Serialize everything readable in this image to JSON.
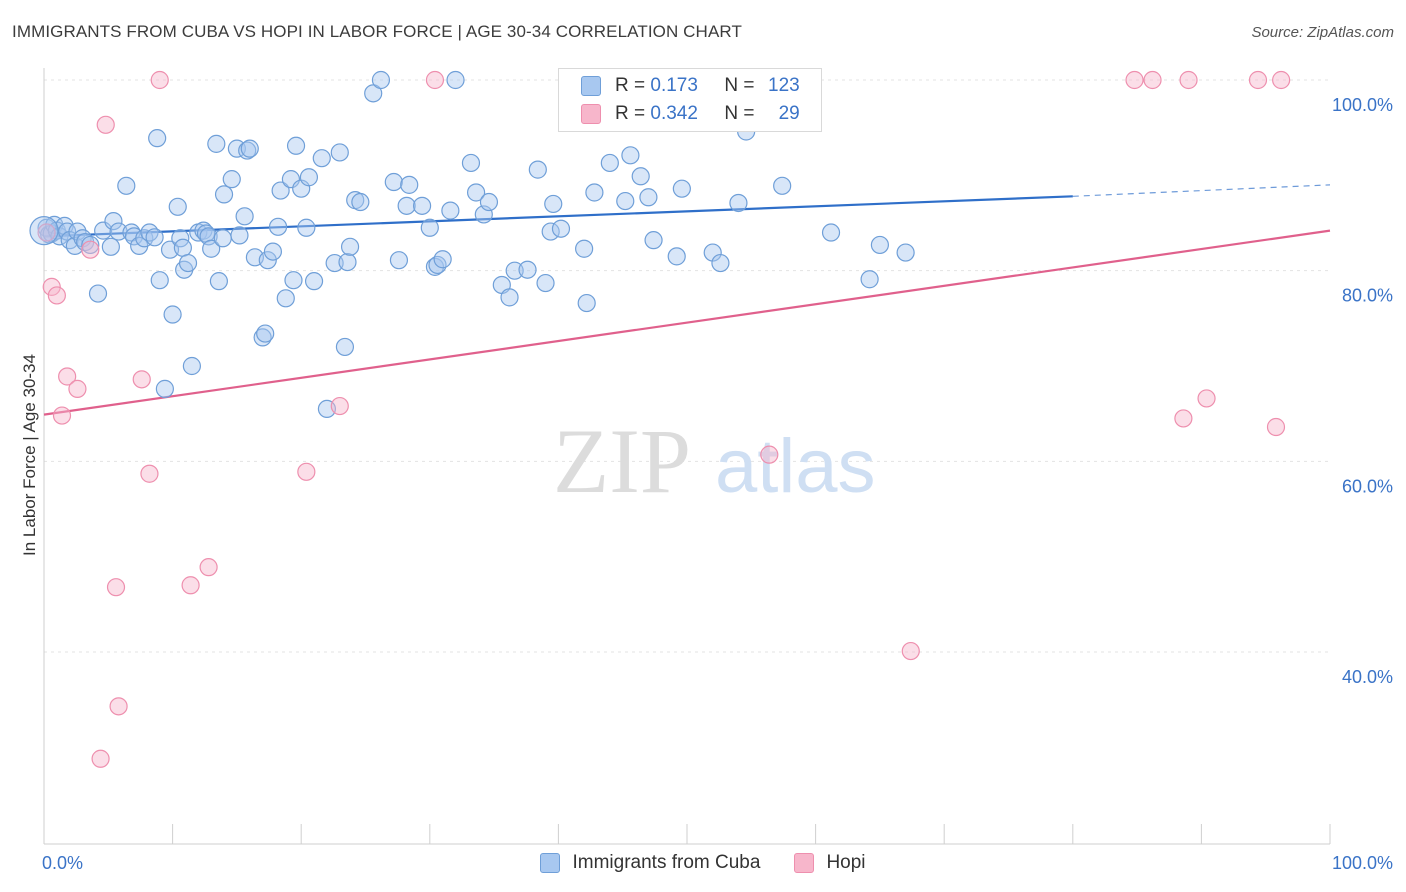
{
  "header": {
    "title": "IMMIGRANTS FROM CUBA VS HOPI IN LABOR FORCE | AGE 30-34 CORRELATION CHART",
    "source": "Source: ZipAtlas.com"
  },
  "watermark": {
    "zip": "ZIP",
    "atlas": "atlas"
  },
  "legend_top": {
    "r_label": "R = ",
    "n_label": "N = ",
    "series": [
      {
        "r": "0.173",
        "n": "123"
      },
      {
        "r": "0.342",
        "n": "29"
      }
    ]
  },
  "colors": {
    "cuba_fill": "#a8c8f0",
    "cuba_stroke": "#6f9fd8",
    "cuba_line": "#2f6fc9",
    "hopi_fill": "#f7b6cb",
    "hopi_stroke": "#ee8fae",
    "hopi_line": "#e0608c",
    "tick_label": "#3a73c7"
  },
  "chart_data": {
    "type": "scatter",
    "title": "IMMIGRANTS FROM CUBA VS HOPI IN LABOR FORCE | AGE 30-34 CORRELATION CHART",
    "xlabel": "",
    "ylabel": "In Labor Force | Age 30-34",
    "xlim": [
      0,
      100
    ],
    "ylim": [
      20,
      102
    ],
    "x_tick_labels": [
      "0.0%",
      "100.0%"
    ],
    "y_ticks": [
      40,
      60,
      80,
      100
    ],
    "y_tick_labels": [
      "40.0%",
      "60.0%",
      "80.0%",
      "100.0%"
    ],
    "series": [
      {
        "name": "Immigrants from Cuba",
        "r": 0.173,
        "n": 123,
        "trend": {
          "x0": 0,
          "y0": 83.6,
          "x1": 80,
          "y1": 87.8,
          "dash_to": 100,
          "dash_y": 89.0
        },
        "points": [
          [
            0.2,
            84.5
          ],
          [
            0.4,
            83.8
          ],
          [
            0.6,
            83.9
          ],
          [
            0.8,
            84.8
          ],
          [
            1.0,
            84.2
          ],
          [
            1.2,
            83.6
          ],
          [
            1.6,
            84.7
          ],
          [
            1.8,
            84.1
          ],
          [
            2.0,
            83.2
          ],
          [
            2.4,
            82.6
          ],
          [
            2.6,
            84.1
          ],
          [
            3.0,
            83.4
          ],
          [
            3.2,
            83.0
          ],
          [
            3.6,
            82.7
          ],
          [
            4.2,
            77.6
          ],
          [
            4.6,
            84.2
          ],
          [
            5.2,
            82.5
          ],
          [
            5.4,
            85.2
          ],
          [
            5.8,
            84.1
          ],
          [
            6.4,
            88.9
          ],
          [
            6.8,
            84.0
          ],
          [
            7.0,
            83.6
          ],
          [
            7.4,
            82.6
          ],
          [
            7.8,
            83.4
          ],
          [
            8.2,
            84.0
          ],
          [
            8.6,
            83.5
          ],
          [
            8.8,
            93.9
          ],
          [
            9.0,
            79.0
          ],
          [
            9.4,
            67.6
          ],
          [
            9.8,
            82.2
          ],
          [
            10.0,
            75.4
          ],
          [
            10.4,
            86.7
          ],
          [
            10.6,
            83.4
          ],
          [
            10.8,
            82.4
          ],
          [
            10.9,
            80.1
          ],
          [
            11.2,
            80.8
          ],
          [
            11.5,
            70.0
          ],
          [
            12.0,
            84.0
          ],
          [
            12.4,
            84.2
          ],
          [
            12.6,
            83.9
          ],
          [
            12.8,
            83.6
          ],
          [
            13.0,
            82.3
          ],
          [
            13.4,
            93.3
          ],
          [
            13.6,
            78.9
          ],
          [
            13.9,
            83.4
          ],
          [
            14.0,
            88.0
          ],
          [
            14.6,
            89.6
          ],
          [
            15.0,
            92.8
          ],
          [
            15.2,
            83.7
          ],
          [
            15.6,
            85.7
          ],
          [
            15.8,
            92.6
          ],
          [
            16.0,
            92.8
          ],
          [
            16.4,
            81.4
          ],
          [
            17.0,
            73.0
          ],
          [
            17.2,
            73.4
          ],
          [
            17.4,
            81.1
          ],
          [
            17.8,
            82.0
          ],
          [
            18.2,
            84.6
          ],
          [
            18.4,
            88.4
          ],
          [
            18.8,
            77.1
          ],
          [
            19.2,
            89.6
          ],
          [
            19.4,
            79.0
          ],
          [
            19.6,
            93.1
          ],
          [
            20.0,
            88.6
          ],
          [
            20.4,
            84.5
          ],
          [
            20.6,
            89.8
          ],
          [
            21.0,
            78.9
          ],
          [
            21.6,
            91.8
          ],
          [
            22.0,
            65.5
          ],
          [
            22.6,
            80.8
          ],
          [
            23.0,
            92.4
          ],
          [
            23.4,
            72.0
          ],
          [
            23.6,
            80.9
          ],
          [
            23.8,
            82.5
          ],
          [
            24.2,
            87.4
          ],
          [
            24.6,
            87.2
          ],
          [
            25.6,
            98.6
          ],
          [
            26.2,
            100.0
          ],
          [
            27.2,
            89.3
          ],
          [
            27.6,
            81.1
          ],
          [
            28.2,
            86.8
          ],
          [
            28.4,
            89.0
          ],
          [
            29.4,
            86.8
          ],
          [
            30.0,
            84.5
          ],
          [
            30.4,
            80.4
          ],
          [
            30.6,
            80.6
          ],
          [
            31.0,
            81.2
          ],
          [
            31.6,
            86.3
          ],
          [
            32.0,
            100.0
          ],
          [
            33.2,
            91.3
          ],
          [
            33.6,
            88.2
          ],
          [
            34.2,
            85.9
          ],
          [
            34.6,
            87.2
          ],
          [
            35.6,
            78.5
          ],
          [
            36.2,
            77.2
          ],
          [
            36.6,
            80.0
          ],
          [
            37.6,
            80.1
          ],
          [
            38.4,
            90.6
          ],
          [
            39.0,
            78.7
          ],
          [
            39.4,
            84.1
          ],
          [
            39.6,
            87.0
          ],
          [
            40.2,
            84.4
          ],
          [
            42.0,
            82.3
          ],
          [
            42.2,
            76.6
          ],
          [
            42.8,
            88.2
          ],
          [
            44.0,
            91.3
          ],
          [
            45.2,
            87.3
          ],
          [
            45.6,
            92.1
          ],
          [
            46.4,
            89.9
          ],
          [
            47.0,
            87.7
          ],
          [
            47.4,
            83.2
          ],
          [
            49.2,
            81.5
          ],
          [
            49.6,
            88.6
          ],
          [
            52.0,
            81.9
          ],
          [
            52.6,
            80.8
          ],
          [
            54.0,
            87.1
          ],
          [
            54.6,
            94.6
          ],
          [
            57.4,
            88.9
          ],
          [
            61.2,
            84.0
          ],
          [
            64.2,
            79.1
          ],
          [
            65.0,
            82.7
          ],
          [
            67.0,
            81.9
          ]
        ]
      },
      {
        "name": "Hopi",
        "r": 0.342,
        "n": 29,
        "trend": {
          "x0": 0,
          "y0": 64.9,
          "x1": 100,
          "y1": 84.2
        },
        "points": [
          [
            0.2,
            84.0
          ],
          [
            0.6,
            78.3
          ],
          [
            1.0,
            77.4
          ],
          [
            1.4,
            64.8
          ],
          [
            1.8,
            68.9
          ],
          [
            2.6,
            67.6
          ],
          [
            3.6,
            82.2
          ],
          [
            4.4,
            28.8
          ],
          [
            4.8,
            95.3
          ],
          [
            5.6,
            46.8
          ],
          [
            5.8,
            34.3
          ],
          [
            7.6,
            68.6
          ],
          [
            8.2,
            58.7
          ],
          [
            9.0,
            100.0
          ],
          [
            11.4,
            47.0
          ],
          [
            12.8,
            48.9
          ],
          [
            20.4,
            58.9
          ],
          [
            23.0,
            65.8
          ],
          [
            30.4,
            100.0
          ],
          [
            56.4,
            60.7
          ],
          [
            67.4,
            40.1
          ],
          [
            84.8,
            100.0
          ],
          [
            86.2,
            100.0
          ],
          [
            88.6,
            64.5
          ],
          [
            89.0,
            100.0
          ],
          [
            90.4,
            66.6
          ],
          [
            94.4,
            100.0
          ],
          [
            95.8,
            63.6
          ],
          [
            96.2,
            100.0
          ]
        ]
      }
    ],
    "legend": [
      "Immigrants from Cuba",
      "Hopi"
    ]
  }
}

────────────────────

**Stated task:**
Copy each line that holds the word "name".

**Result:**
        "name": "Immigrants from Cuba",
        "name": "Hopi",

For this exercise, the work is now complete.